(Items from a dataset)

* BEGIN *

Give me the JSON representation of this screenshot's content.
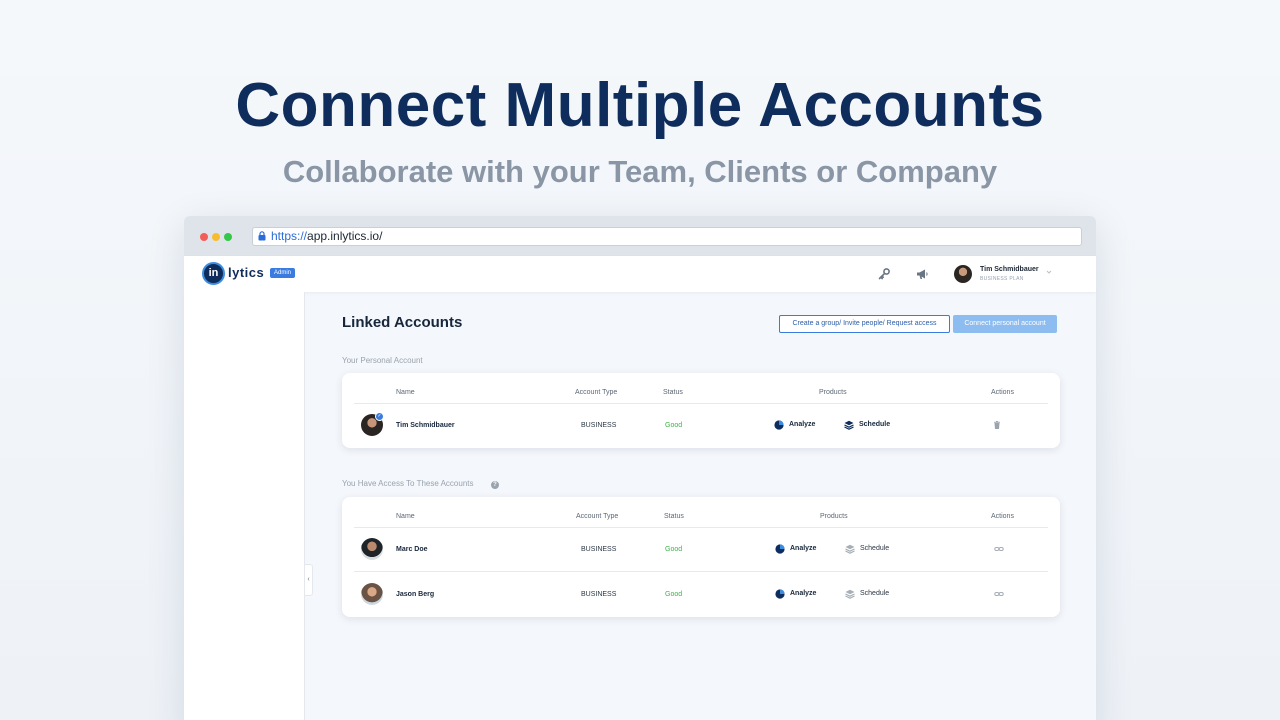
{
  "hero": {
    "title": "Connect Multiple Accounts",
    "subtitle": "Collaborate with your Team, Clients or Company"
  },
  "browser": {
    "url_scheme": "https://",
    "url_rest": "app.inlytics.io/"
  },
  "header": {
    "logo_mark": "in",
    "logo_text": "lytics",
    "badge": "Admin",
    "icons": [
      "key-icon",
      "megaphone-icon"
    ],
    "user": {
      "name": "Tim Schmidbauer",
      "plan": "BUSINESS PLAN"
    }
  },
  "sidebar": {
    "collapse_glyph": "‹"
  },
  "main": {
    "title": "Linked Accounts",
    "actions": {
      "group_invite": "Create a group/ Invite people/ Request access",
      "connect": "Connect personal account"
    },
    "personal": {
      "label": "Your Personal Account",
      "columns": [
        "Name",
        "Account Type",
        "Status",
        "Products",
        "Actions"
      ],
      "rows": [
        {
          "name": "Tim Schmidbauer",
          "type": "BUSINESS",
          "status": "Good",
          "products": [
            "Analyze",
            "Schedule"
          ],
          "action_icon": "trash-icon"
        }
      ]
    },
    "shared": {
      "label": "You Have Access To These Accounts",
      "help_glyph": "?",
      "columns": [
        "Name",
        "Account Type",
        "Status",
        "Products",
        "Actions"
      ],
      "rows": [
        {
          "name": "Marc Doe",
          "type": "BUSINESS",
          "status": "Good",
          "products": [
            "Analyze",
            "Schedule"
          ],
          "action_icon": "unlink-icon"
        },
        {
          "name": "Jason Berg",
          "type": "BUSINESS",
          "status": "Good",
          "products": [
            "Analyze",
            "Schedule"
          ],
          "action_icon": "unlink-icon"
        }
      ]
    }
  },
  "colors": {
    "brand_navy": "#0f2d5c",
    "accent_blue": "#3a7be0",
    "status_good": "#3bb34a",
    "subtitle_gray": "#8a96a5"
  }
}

* END *

▶ _What the task asks_
Copy each line of the records above that carries the word "Accounts".

▶ _Output below_
    "title": "Connect Multiple Accounts",
    "title": "Linked Accounts",
      "label": "You Have Access To These Accounts",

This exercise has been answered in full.